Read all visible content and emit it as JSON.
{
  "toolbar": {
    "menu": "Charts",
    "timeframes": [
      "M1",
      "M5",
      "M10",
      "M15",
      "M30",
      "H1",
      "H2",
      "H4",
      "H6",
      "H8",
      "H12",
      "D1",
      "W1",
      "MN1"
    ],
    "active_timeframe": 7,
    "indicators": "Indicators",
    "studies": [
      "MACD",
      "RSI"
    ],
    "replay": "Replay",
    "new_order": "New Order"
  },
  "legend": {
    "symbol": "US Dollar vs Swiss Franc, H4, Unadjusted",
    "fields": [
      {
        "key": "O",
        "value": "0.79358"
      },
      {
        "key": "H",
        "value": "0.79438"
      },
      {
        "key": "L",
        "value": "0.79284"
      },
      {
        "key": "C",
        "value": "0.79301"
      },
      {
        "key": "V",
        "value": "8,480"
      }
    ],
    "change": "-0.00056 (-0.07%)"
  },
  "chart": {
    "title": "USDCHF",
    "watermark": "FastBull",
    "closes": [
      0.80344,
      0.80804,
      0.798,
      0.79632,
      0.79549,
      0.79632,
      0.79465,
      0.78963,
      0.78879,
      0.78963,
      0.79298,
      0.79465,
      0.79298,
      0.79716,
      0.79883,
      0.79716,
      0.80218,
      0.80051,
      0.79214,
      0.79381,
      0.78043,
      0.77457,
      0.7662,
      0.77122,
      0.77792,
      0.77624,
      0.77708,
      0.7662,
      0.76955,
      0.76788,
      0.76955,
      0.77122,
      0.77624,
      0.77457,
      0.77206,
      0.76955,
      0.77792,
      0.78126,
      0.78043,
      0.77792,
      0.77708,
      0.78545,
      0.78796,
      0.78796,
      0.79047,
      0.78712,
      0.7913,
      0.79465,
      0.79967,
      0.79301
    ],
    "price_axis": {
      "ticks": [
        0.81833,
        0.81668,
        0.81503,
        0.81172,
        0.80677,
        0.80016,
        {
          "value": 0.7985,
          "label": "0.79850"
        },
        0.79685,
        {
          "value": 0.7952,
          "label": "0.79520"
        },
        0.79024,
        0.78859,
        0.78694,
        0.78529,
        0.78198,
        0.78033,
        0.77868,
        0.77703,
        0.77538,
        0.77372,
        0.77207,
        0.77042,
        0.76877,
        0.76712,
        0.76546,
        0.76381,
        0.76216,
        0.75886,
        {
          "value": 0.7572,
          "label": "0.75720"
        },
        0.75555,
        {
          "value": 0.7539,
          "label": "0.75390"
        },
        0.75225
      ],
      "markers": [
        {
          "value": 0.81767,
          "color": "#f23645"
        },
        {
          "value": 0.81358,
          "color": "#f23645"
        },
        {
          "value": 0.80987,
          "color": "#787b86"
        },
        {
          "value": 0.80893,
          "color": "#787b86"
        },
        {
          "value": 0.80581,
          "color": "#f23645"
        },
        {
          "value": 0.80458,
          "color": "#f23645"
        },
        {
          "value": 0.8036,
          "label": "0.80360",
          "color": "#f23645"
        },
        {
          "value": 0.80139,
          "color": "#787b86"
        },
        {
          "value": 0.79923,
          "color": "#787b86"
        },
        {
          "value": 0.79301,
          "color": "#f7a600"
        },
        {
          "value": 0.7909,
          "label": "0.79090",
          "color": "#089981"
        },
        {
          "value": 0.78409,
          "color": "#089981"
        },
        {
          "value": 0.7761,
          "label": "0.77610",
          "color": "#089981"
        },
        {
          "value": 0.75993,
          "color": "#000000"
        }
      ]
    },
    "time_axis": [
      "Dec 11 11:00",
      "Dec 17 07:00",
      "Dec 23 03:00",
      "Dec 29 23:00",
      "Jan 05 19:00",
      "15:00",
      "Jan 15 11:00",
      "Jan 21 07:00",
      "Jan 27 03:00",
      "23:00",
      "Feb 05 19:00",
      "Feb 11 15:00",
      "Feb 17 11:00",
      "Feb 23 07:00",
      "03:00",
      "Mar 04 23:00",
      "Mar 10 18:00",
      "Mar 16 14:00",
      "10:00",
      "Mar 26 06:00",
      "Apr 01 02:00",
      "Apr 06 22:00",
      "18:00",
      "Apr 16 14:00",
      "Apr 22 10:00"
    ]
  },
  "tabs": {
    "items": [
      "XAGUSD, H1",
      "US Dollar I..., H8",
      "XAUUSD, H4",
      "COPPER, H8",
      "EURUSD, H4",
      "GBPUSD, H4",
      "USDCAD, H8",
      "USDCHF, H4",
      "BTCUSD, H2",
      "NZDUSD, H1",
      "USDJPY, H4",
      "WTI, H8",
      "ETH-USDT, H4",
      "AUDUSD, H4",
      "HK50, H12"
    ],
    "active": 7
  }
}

• _What is required_
Return each entry from the material above exactly as it appears.

• _Correct answer_
Read all visible content and emit it as JSON.
{
  "toolbar": {
    "menu": "Charts",
    "timeframes": [
      "M1",
      "M5",
      "M10",
      "M15",
      "M30",
      "H1",
      "H2",
      "H4",
      "H6",
      "H8",
      "H12",
      "D1",
      "W1",
      "MN1"
    ],
    "active_timeframe": 7,
    "indicators": "Indicators",
    "studies": [
      "MACD",
      "RSI"
    ],
    "replay": "Replay",
    "new_order": "New Order"
  },
  "legend": {
    "symbol": "US Dollar vs Swiss Franc, H4, Unadjusted",
    "fields": [
      {
        "key": "O",
        "value": "0.79358"
      },
      {
        "key": "H",
        "value": "0.79438"
      },
      {
        "key": "L",
        "value": "0.79284"
      },
      {
        "key": "C",
        "value": "0.79301"
      },
      {
        "key": "V",
        "value": "8,480"
      }
    ],
    "change": "-0.00056 (-0.07%)"
  },
  "chart": {
    "title": "USDCHF",
    "watermark": "FastBull",
    "closes": [
      0.80344,
      0.80804,
      0.798,
      0.79632,
      0.79549,
      0.79632,
      0.79465,
      0.78963,
      0.78879,
      0.78963,
      0.79298,
      0.79465,
      0.79298,
      0.79716,
      0.79883,
      0.79716,
      0.80218,
      0.80051,
      0.79214,
      0.79381,
      0.78043,
      0.77457,
      0.7662,
      0.77122,
      0.77792,
      0.77624,
      0.77708,
      0.7662,
      0.76955,
      0.76788,
      0.76955,
      0.77122,
      0.77624,
      0.77457,
      0.77206,
      0.76955,
      0.77792,
      0.78126,
      0.78043,
      0.77792,
      0.77708,
      0.78545,
      0.78796,
      0.78796,
      0.79047,
      0.78712,
      0.7913,
      0.79465,
      0.79967,
      0.79301
    ],
    "price_axis": {
      "ticks": [
        0.81833,
        0.81668,
        0.81503,
        0.81172,
        0.80677,
        0.80016,
        {
          "value": 0.7985,
          "label": "0.79850"
        },
        0.79685,
        {
          "value": 0.7952,
          "label": "0.79520"
        },
        0.79024,
        0.78859,
        0.78694,
        0.78529,
        0.78198,
        0.78033,
        0.77868,
        0.77703,
        0.77538,
        0.77372,
        0.77207,
        0.77042,
        0.76877,
        0.76712,
        0.76546,
        0.76381,
        0.76216,
        0.75886,
        {
          "value": 0.7572,
          "label": "0.75720"
        },
        0.75555,
        {
          "value": 0.7539,
          "label": "0.75390"
        },
        0.75225
      ],
      "markers": [
        {
          "value": 0.81767,
          "color": "#f23645"
        },
        {
          "value": 0.81358,
          "color": "#f23645"
        },
        {
          "value": 0.80987,
          "color": "#787b86"
        },
        {
          "value": 0.80893,
          "color": "#787b86"
        },
        {
          "value": 0.80581,
          "color": "#f23645"
        },
        {
          "value": 0.80458,
          "color": "#f23645"
        },
        {
          "value": 0.8036,
          "label": "0.80360",
          "color": "#f23645"
        },
        {
          "value": 0.80139,
          "color": "#787b86"
        },
        {
          "value": 0.79923,
          "color": "#787b86"
        },
        {
          "value": 0.79301,
          "color": "#f7a600"
        },
        {
          "value": 0.7909,
          "label": "0.79090",
          "color": "#089981"
        },
        {
          "value": 0.78409,
          "color": "#089981"
        },
        {
          "value": 0.7761,
          "label": "0.77610",
          "color": "#089981"
        },
        {
          "value": 0.75993,
          "color": "#000000"
        }
      ]
    },
    "time_axis": [
      "Dec 11 11:00",
      "Dec 17 07:00",
      "Dec 23 03:00",
      "Dec 29 23:00",
      "Jan 05 19:00",
      "15:00",
      "Jan 15 11:00",
      "Jan 21 07:00",
      "Jan 27 03:00",
      "23:00",
      "Feb 05 19:00",
      "Feb 11 15:00",
      "Feb 17 11:00",
      "Feb 23 07:00",
      "03:00",
      "Mar 04 23:00",
      "Mar 10 18:00",
      "Mar 16 14:00",
      "10:00",
      "Mar 26 06:00",
      "Apr 01 02:00",
      "Apr 06 22:00",
      "18:00",
      "Apr 16 14:00",
      "Apr 22 10:00"
    ]
  },
  "tabs": {
    "items": [
      "XAGUSD, H1",
      "US Dollar I..., H8",
      "XAUUSD, H4",
      "COPPER, H8",
      "EURUSD, H4",
      "GBPUSD, H4",
      "USDCAD, H8",
      "USDCHF, H4",
      "BTCUSD, H2",
      "NZDUSD, H1",
      "USDJPY, H4",
      "WTI, H8",
      "ETH-USDT, H4",
      "AUDUSD, H4",
      "HK50, H12"
    ],
    "active": 7
  }
}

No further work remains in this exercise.